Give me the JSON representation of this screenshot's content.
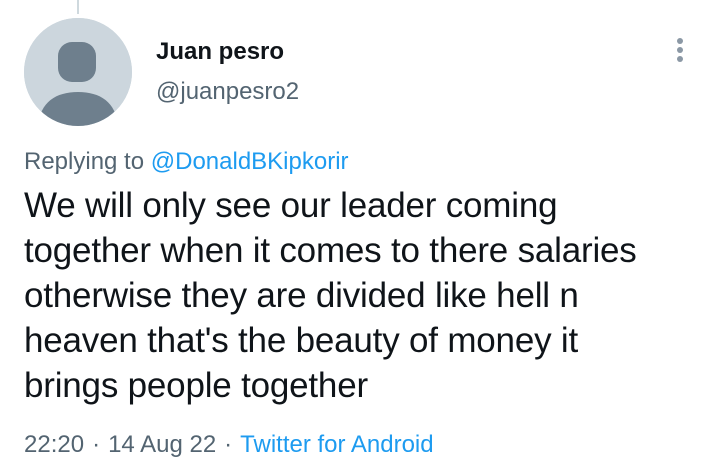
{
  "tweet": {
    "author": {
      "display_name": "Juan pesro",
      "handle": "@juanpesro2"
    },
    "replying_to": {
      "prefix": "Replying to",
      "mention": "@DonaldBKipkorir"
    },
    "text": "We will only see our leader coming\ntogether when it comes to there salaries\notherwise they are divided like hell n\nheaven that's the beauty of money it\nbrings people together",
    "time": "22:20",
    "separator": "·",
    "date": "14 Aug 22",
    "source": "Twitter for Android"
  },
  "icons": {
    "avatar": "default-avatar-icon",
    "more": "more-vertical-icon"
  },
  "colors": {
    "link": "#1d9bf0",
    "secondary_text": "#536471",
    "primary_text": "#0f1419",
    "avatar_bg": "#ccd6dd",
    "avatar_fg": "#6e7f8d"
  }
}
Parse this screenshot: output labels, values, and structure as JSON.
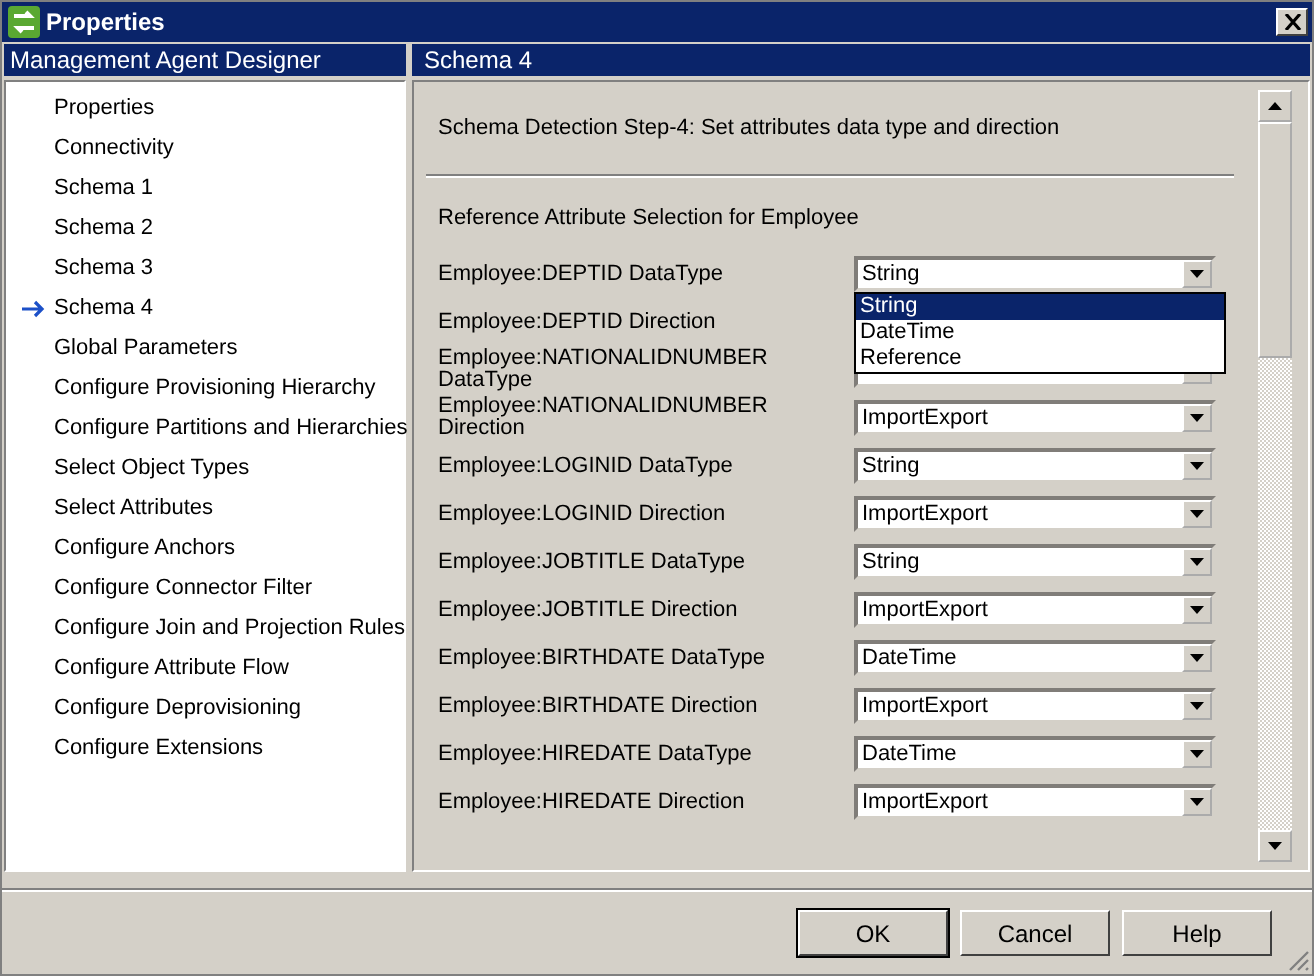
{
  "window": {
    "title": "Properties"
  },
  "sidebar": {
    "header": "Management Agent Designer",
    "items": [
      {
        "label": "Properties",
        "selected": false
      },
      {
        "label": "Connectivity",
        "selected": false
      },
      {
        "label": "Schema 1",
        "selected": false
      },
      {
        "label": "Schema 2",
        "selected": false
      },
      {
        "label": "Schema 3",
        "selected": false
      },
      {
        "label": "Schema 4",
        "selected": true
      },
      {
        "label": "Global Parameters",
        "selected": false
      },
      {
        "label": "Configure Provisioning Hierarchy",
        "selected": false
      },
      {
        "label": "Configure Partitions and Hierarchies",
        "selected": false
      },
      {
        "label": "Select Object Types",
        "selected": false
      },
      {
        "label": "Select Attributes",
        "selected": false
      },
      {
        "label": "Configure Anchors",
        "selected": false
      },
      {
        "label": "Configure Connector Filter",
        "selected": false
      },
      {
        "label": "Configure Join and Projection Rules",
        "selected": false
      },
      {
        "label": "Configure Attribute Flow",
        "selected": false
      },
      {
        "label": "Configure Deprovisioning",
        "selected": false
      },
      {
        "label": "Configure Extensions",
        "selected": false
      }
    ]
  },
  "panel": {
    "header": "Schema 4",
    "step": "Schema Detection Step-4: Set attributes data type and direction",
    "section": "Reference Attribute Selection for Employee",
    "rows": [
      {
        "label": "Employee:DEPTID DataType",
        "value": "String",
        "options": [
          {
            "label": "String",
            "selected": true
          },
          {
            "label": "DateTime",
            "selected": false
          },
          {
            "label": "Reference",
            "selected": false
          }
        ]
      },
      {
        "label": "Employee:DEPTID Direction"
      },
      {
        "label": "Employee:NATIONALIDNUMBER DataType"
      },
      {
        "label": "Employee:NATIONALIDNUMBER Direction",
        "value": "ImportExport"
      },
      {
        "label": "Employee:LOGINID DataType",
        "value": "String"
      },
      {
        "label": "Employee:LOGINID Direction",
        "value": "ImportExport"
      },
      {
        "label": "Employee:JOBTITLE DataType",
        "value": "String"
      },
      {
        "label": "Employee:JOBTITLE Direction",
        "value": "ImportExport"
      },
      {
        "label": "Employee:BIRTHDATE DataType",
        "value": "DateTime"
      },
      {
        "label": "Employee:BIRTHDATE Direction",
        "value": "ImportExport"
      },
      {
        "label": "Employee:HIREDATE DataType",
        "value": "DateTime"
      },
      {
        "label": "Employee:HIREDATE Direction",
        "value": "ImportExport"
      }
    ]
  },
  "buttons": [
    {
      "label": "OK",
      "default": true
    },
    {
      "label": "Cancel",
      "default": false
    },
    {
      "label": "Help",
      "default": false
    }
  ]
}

● ● ● ● ● ● ●

### [EXERCISE]
Reproduce every line of the material precisely, omitting its pictures.

### [RESULT FOR THIS EXERCISE]
Give me the JSON representation of this screenshot's content.
{
  "tweet": {
    "author": {
      "display_name": "Juan pesro",
      "handle": "@juanpesro2"
    },
    "replying_to": {
      "prefix": "Replying to",
      "mention": "@DonaldBKipkorir"
    },
    "text": "We will only see our leader coming\ntogether when it comes to there salaries\notherwise they are divided like hell n\nheaven that's the beauty of money it\nbrings people together",
    "time": "22:20",
    "separator": "·",
    "date": "14 Aug 22",
    "source": "Twitter for Android"
  },
  "icons": {
    "avatar": "default-avatar-icon",
    "more": "more-vertical-icon"
  },
  "colors": {
    "link": "#1d9bf0",
    "secondary_text": "#536471",
    "primary_text": "#0f1419",
    "avatar_bg": "#ccd6dd",
    "avatar_fg": "#6e7f8d"
  }
}
Parse this screenshot: output labels, values, and structure as JSON.
{
  "window": {
    "title": "Properties"
  },
  "sidebar": {
    "header": "Management Agent Designer",
    "items": [
      {
        "label": "Properties",
        "selected": false
      },
      {
        "label": "Connectivity",
        "selected": false
      },
      {
        "label": "Schema 1",
        "selected": false
      },
      {
        "label": "Schema 2",
        "selected": false
      },
      {
        "label": "Schema 3",
        "selected": false
      },
      {
        "label": "Schema 4",
        "selected": true
      },
      {
        "label": "Global Parameters",
        "selected": false
      },
      {
        "label": "Configure Provisioning Hierarchy",
        "selected": false
      },
      {
        "label": "Configure Partitions and Hierarchies",
        "selected": false
      },
      {
        "label": "Select Object Types",
        "selected": false
      },
      {
        "label": "Select Attributes",
        "selected": false
      },
      {
        "label": "Configure Anchors",
        "selected": false
      },
      {
        "label": "Configure Connector Filter",
        "selected": false
      },
      {
        "label": "Configure Join and Projection Rules",
        "selected": false
      },
      {
        "label": "Configure Attribute Flow",
        "selected": false
      },
      {
        "label": "Configure Deprovisioning",
        "selected": false
      },
      {
        "label": "Configure Extensions",
        "selected": false
      }
    ]
  },
  "panel": {
    "header": "Schema 4",
    "step": "Schema Detection Step-4: Set attributes data type and direction",
    "section": "Reference Attribute Selection for Employee",
    "rows": [
      {
        "label": "Employee:DEPTID DataType",
        "value": "String",
        "options": [
          {
            "label": "String",
            "selected": true
          },
          {
            "label": "DateTime",
            "selected": false
          },
          {
            "label": "Reference",
            "selected": false
          }
        ]
      },
      {
        "label": "Employee:DEPTID Direction"
      },
      {
        "label": "Employee:NATIONALIDNUMBER DataType"
      },
      {
        "label": "Employee:NATIONALIDNUMBER Direction",
        "value": "ImportExport"
      },
      {
        "label": "Employee:LOGINID DataType",
        "value": "String"
      },
      {
        "label": "Employee:LOGINID Direction",
        "value": "ImportExport"
      },
      {
        "label": "Employee:JOBTITLE DataType",
        "value": "String"
      },
      {
        "label": "Employee:JOBTITLE Direction",
        "value": "ImportExport"
      },
      {
        "label": "Employee:BIRTHDATE DataType",
        "value": "DateTime"
      },
      {
        "label": "Employee:BIRTHDATE Direction",
        "value": "ImportExport"
      },
      {
        "label": "Employee:HIREDATE DataType",
        "value": "DateTime"
      },
      {
        "label": "Employee:HIREDATE Direction",
        "value": "ImportExport"
      }
    ]
  },
  "buttons": [
    {
      "label": "OK",
      "default": true
    },
    {
      "label": "Cancel",
      "default": false
    },
    {
      "label": "Help",
      "default": false
    }
  ]
}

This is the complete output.